Trecho extraído:
********
A ordenação hierárquica das artes é controversa na história da estética. Para Hegel a Poesia seria a Música plástica, uma arte suprema que pode expressar o pensamento por imagens. Para Schopenhauer a música seria a mais elevada das artes, expressão direta da Vontade, a essência do mundo dos fenômenos. Maurice Nédoncelle considera o problema da Hierarquia das Artes uma questão estéril para nossos dias.  Para Nédoncele, não devemos impor às Artes uma ordem de precedência, pois todas teriam valor igual, apenas são julgadas de perspectivas diferentes. O que é inegável, mesmo com todas as polêmicas classificações é que a música sempre ocupou lugar de destaque como forma de expressão artística. Na Alemanha do século XIX, a filosofia se debruçou com especial atenção sobre as possibilidades estéticas da música. Neste panorama de autores, ideias e disputas as análises de Friedrich Nietzsche da música da época são, a meu ver, essenciais para a compreensão de alguns problemas estéticos característicos do final do século XIX e que influenciaram autores fundamentais para a crítica do século XX, nomes como Adorno, Horkheimer e Foucault. Nietzsche se arriscou não somente na “crítica” mas também esboçou alguns exercícios de composição, hoje disponíveis até por streaming. Um dos pontos centrais de sua obra crítica foram suas considerações sobre a música de Richard Wagner.
********
Tarefa a cumprir:
Por favor, indique qual arte Schopenhauer considerava a mais elevada, segundo o trecho sobre a hierarquia das artes. Os itens constituem um material à parte, independente do trecho.

Registros de layout:
********
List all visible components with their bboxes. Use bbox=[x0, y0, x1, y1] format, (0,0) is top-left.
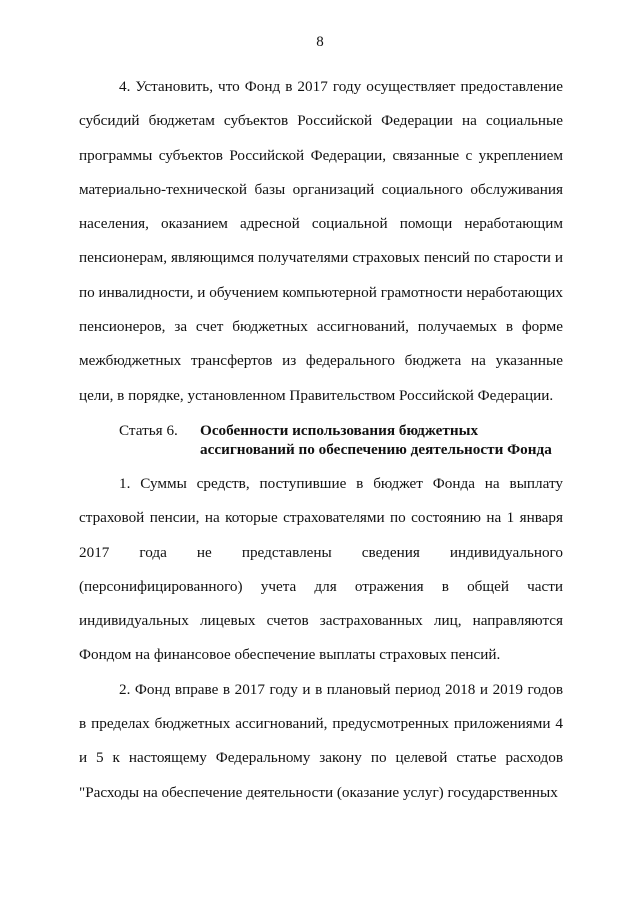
page-number: 8 bbox=[316, 34, 324, 50]
document-body bbox=[79, 70, 563, 810]
paragraph-item-1: 1. Суммы средств, поступившие в бюджет Фонда на выплату страховой пенсии, на которые страхователями по состоянию на 1 января 2017 года не представлены сведения индивидуального (персонифицированного) учета для отражения в общей части индивидуальных лицевых счетов застрахованных лиц, направляются Фондом на финансовое обеспечение выплаты страховых пенсий. bbox=[79, 474, 563, 664]
paragraph-item-4: 4. Установить, что Фонд в 2017 году осуществляет предоставление субсидий бюджетам субъектов Российской Федерации на социальные программы субъектов Российской Федерации, связанные с укреплением материально-технической базы организаций социального обслуживания населения, оказанием адресной социальной помощи неработающим пенсионерам, являющимся получателями страховых пенсий по старости и по инвалидности, и обучением компьютерной грамотности неработающих пенсионеров, за счет бюджетных ассигнований, получаемых в форме межбюджетных трансфертов из федерального бюджета на указанные цели, в порядке, установленном Правительством Российской Федерации. bbox=[79, 78, 563, 404]
article-title bbox=[200, 421, 563, 459]
article-title-line-2: ассигнований по обеспечению деятельности Фонда bbox=[200, 440, 552, 458]
article-label: Статья 6. bbox=[119, 421, 178, 439]
paragraph-item-2: 2. Фонд вправе в 2017 году и в плановый период 2018 и 2019 годов в пределах бюджетных ассигнований, предусмотренных приложениями 4 и 5 к настоящему Федеральному закону по целевой статье расходов "Расходы на обеспечение деятельности (оказание услуг) государственных bbox=[79, 680, 563, 801]
article-title-line-1: Особенности использования бюджетных bbox=[200, 421, 479, 439]
article-heading bbox=[79, 421, 563, 459]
********
Resposta da tarefa:
A música, vista como expressão direta da Vontade.